- _INPUT ROWS_
┌────────

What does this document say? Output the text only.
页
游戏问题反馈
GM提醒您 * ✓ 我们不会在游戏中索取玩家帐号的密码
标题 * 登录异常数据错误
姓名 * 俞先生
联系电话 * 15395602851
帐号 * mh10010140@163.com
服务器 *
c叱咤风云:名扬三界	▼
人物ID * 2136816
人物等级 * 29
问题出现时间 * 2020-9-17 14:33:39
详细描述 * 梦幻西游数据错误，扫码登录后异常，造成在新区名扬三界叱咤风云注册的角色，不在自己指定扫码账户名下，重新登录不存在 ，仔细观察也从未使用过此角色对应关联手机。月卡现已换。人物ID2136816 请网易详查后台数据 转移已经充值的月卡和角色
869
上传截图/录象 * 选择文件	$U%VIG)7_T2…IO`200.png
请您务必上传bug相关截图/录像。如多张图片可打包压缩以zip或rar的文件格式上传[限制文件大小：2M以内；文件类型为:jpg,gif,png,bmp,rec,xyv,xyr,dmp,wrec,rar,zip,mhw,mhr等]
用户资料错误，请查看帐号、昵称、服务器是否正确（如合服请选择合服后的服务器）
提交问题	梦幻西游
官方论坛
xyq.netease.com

└────────

- _THE REQUEST_
Print the records above exactly as they appear.

- _REPLY TO THE EXERCISE_
What does this document say? Output the text only.
页
游戏问题反馈
GM提醒您 * ✓ 我们不会在游戏中索取玩家帐号的密码
标题 * 登录异常数据错误
姓名 * 俞先生
联系电话 * 15395602851
帐号 * mh10010140@163.com
服务器 *
c叱咤风云:名扬三界	▼
人物ID * 2136816
人物等级 * 29
问题出现时间 * 2020-9-17 14:33:39
详细描述 * 梦幻西游数据错误，扫码登录后异常，造成在新区名扬三界叱咤风云注册的角色，不在自己指定扫码账户名下，重新登录不存在 ，仔细观察也从未使用过此角色对应关联手机。月卡现已换。人物ID2136816 请网易详查后台数据 转移已经充值的月卡和角色
869
上传截图/录象 * 选择文件	$U%VIG)7_T2…IO`200.png
请您务必上传bug相关截图/录像。如多张图片可打包压缩以zip或rar的文件格式上传[限制文件大小：2M以内；文件类型为:jpg,gif,png,bmp,rec,xyv,xyr,dmp,wrec,rar,zip,mhw,mhr等]
用户资料错误，请查看帐号、昵称、服务器是否正确（如合服请选择合服后的服务器）
提交问题	梦幻西游
官方论坛
xyq.netease.com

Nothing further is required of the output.